■ **Job**
Select the lines below containing the word "vehicle".

■ **Material for this exercise**
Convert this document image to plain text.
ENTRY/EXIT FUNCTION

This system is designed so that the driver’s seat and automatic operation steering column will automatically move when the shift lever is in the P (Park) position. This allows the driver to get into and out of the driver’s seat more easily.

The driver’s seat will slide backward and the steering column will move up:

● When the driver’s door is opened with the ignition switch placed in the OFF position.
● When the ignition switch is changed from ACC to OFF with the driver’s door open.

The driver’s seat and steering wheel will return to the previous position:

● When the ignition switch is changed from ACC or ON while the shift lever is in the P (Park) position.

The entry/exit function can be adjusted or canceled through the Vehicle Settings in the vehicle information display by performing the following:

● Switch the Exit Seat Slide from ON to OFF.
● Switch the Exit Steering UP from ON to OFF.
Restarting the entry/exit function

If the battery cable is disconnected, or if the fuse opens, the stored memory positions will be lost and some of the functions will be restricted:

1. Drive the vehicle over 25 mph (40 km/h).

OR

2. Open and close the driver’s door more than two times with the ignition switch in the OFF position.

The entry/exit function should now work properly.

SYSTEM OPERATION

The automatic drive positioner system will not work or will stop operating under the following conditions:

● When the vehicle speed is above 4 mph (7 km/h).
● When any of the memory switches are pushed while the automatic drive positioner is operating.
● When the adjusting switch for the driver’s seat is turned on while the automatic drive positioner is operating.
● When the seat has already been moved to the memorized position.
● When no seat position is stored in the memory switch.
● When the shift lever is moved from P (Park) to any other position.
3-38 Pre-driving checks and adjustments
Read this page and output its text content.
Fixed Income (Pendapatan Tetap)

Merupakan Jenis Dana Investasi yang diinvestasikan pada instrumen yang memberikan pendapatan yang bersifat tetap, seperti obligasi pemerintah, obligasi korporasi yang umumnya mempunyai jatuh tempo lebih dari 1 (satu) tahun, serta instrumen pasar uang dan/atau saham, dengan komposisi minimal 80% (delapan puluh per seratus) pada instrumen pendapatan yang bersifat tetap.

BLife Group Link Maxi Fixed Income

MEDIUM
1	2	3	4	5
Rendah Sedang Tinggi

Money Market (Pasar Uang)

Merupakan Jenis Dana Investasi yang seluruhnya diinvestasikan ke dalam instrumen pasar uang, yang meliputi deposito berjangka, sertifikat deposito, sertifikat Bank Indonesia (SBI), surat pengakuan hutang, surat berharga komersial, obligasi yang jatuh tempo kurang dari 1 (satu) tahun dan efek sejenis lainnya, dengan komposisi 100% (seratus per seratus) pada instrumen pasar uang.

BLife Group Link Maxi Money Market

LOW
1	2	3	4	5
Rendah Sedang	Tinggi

■ **Answer**
The entry/exit function can be adjusted or canceled through the Vehicle Settings in the vehicle information display by performing the following:
1. Drive the vehicle over 25 mph (40 km/h).
● When the vehicle speed is above 4 mph (7 km/h).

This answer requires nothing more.